Quoted text:
***

# Two new hand made tools... with a spooky connection!



## shipwright (Sep 27, 2010)

*OK here's the story:*

About a month ago my friend Klaus (kiefer) posted a lovely little awl that he had made. My comment was:

I actually have a use for an awl in my marquetry and I think you have just inspired me to make myself a beautiful one like this and discard my 3" nail with the end ground to a cone.
I admire you guys who make the fine little tools but never seem to get around to making any myself.

Thanks buddy!

*Then yesterday* I decided I would make one and get rid of the "old nail" but as fate would have it I got detoured into making another tool that I've wanted since I attended The American School of French Marquetry last winter. The inspiration for this was directly from seeing kiefer's awl.

*To make* a long story short, I now have one of each and I have kiefer to thank for both of them.

*Here's a photo* of the two new tools and the junk they will replace. 
Left to right, The beautiful kiefer-made awl that arrived in my mailbox today, the old nail, my new piece by piece tool (notice the kiefer inspired style) and the exacto knife that I used to use in piece by piece assembly.










*A better look* at my new awl. It will be used to enlarge the tiny holes drilled in my marquetry packets where they come out of the back of the packet. This makes it much easier to thread the 2/0 blade into the hole.










*A better look* at my new piece by piece tool. It is not of the same standard of excellence but you can tell where the inspiration came from.










*The best way* to describe how this tool is used is to have a look at this video that I got from Patrick Edwards' blog. The tool is used twice, the more important use is assembly, near the end of the video.






*Thanks Klaus, your kindness has made my day and this awl will be a treasured posession as long as I live.*

Your friend

Paul


----------



## Jim Jakosh (Nov 24, 2009)

Great tools, Paul and the video sure give one an appreciation of the fine detailed cutting and organization that goes into Marketry!!...............Jim


----------



## JoeLyddon (Apr 22, 2007)

AWLfully good…

Thank you.


----------



## gbear (Mar 6, 2007)

WOW!


----------



## toeachhisown (Eddie) (Mar 30, 2011)

Marquetry is fascinating to see and you guys have my admiration love the beauty of it,and that new tool it is a true treasure ,thanks for sharing .


----------



## grizzman (May 10, 2009)

i really love and appreciate this craft, its a little frustrating when i know there is no way my back could handle the sitting and bending , its such a fine detailed form of wood work , my hat goes off to you who have worked so hard to accomplish this craft and are learning it today..grizz


----------



## longgone (May 5, 2009)

Paul…you have really accomplished many great strides with your marquetry. these new tools have to be exciting when using them in your work…


----------



## stefang (Apr 9, 2009)

Nice tools!


----------



## b2rtch (Jan 20, 2010)

BEAUTIFUL.


----------



## kiefer (Feb 5, 2011)

Hi Paul
I am glad to see you enjoy the awl I made for you and it seems like perfect timing .
Looks like the sizing and shape worked out well as I had to take a guess about this based on pictures .

Enjoy and it is my pleasure 
Your friend 
Kiefer


----------



## helluvawreck (Jul 21, 2010)

These are very nice, Paul and your marquetry and other work is superb.

helluvawreck aka Charles
http://woodworkingexpo.wordpress.com


----------



## matt1970 (Mar 28, 2007)

nice tool…and that video is really cool…amazing process!


----------



## Kentuk55 (Sep 21, 2010)

Ditto of what Joe Lyddon said


----------

***

Data section:
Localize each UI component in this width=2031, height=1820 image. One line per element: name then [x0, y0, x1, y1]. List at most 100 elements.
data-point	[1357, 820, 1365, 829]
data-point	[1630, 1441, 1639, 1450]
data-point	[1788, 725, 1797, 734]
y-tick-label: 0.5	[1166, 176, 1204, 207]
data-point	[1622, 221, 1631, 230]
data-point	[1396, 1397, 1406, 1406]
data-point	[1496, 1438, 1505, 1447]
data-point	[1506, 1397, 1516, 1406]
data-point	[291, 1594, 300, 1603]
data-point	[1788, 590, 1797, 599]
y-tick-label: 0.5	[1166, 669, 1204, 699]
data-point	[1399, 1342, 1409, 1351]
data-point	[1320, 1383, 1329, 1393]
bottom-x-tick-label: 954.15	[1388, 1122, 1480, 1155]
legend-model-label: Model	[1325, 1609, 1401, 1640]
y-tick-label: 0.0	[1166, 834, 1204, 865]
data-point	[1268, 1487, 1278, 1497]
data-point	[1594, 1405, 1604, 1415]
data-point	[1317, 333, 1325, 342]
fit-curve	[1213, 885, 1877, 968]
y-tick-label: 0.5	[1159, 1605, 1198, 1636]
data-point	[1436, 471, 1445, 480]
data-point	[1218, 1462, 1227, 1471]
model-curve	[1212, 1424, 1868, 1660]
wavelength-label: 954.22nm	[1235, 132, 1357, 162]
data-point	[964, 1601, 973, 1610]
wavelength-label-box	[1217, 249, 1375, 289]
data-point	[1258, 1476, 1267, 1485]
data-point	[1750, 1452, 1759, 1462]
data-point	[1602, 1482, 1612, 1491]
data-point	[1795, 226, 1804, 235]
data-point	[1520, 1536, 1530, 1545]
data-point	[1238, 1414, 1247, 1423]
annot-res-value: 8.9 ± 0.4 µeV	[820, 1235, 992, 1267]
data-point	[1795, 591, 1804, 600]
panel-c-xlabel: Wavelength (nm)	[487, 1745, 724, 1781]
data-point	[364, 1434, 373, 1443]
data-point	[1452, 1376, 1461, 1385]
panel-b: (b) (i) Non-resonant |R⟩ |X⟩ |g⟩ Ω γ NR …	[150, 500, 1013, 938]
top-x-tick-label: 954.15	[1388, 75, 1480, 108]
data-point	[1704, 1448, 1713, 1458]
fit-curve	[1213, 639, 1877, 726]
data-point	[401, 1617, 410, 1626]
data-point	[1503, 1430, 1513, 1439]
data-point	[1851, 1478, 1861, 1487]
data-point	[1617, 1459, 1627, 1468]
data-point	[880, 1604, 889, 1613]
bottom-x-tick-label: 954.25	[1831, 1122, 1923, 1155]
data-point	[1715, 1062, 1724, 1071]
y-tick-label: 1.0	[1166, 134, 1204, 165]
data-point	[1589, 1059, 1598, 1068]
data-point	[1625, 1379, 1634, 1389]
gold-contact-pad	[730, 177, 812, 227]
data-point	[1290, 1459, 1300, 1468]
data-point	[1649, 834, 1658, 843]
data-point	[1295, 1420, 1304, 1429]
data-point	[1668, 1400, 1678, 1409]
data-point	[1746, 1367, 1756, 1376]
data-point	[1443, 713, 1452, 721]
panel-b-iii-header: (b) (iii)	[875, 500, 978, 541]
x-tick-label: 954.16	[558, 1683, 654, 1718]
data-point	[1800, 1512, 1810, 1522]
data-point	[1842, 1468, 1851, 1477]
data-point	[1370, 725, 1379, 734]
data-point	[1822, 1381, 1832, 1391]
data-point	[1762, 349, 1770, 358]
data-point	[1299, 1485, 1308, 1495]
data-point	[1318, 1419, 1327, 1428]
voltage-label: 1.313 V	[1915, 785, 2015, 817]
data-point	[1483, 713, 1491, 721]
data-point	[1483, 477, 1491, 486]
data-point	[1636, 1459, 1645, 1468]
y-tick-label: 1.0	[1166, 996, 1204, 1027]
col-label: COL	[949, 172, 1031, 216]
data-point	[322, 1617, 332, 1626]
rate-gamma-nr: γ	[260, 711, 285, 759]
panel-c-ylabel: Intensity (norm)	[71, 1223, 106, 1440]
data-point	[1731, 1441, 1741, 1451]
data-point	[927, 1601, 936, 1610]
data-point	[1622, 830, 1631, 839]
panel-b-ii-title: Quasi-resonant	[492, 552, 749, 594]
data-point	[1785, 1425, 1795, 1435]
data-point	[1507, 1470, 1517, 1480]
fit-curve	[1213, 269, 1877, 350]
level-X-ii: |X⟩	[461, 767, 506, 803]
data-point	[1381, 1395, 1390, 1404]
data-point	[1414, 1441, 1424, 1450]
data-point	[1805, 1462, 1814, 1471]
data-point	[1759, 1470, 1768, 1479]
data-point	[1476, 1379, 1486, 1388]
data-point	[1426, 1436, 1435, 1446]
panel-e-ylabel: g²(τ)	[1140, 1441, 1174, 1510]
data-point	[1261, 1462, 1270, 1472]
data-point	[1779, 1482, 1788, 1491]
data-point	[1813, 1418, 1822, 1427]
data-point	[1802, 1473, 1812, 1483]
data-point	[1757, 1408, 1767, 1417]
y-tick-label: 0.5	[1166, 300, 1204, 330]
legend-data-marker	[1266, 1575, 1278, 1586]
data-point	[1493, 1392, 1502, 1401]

***

Problem requirements: Write out the passage from the thread on the two handmade marquetry tools, starting at "These are very" and ending at "really cool…amazing process!".

Answer to this task:
These are very nice, Paul and your marquetry and other work is superb.

helluvawreck aka Charles
http://woodworkingexpo.wordpress.com


----------



## matt1970 (Mar 28, 2007)

nice tool…and that video is really cool…amazing process!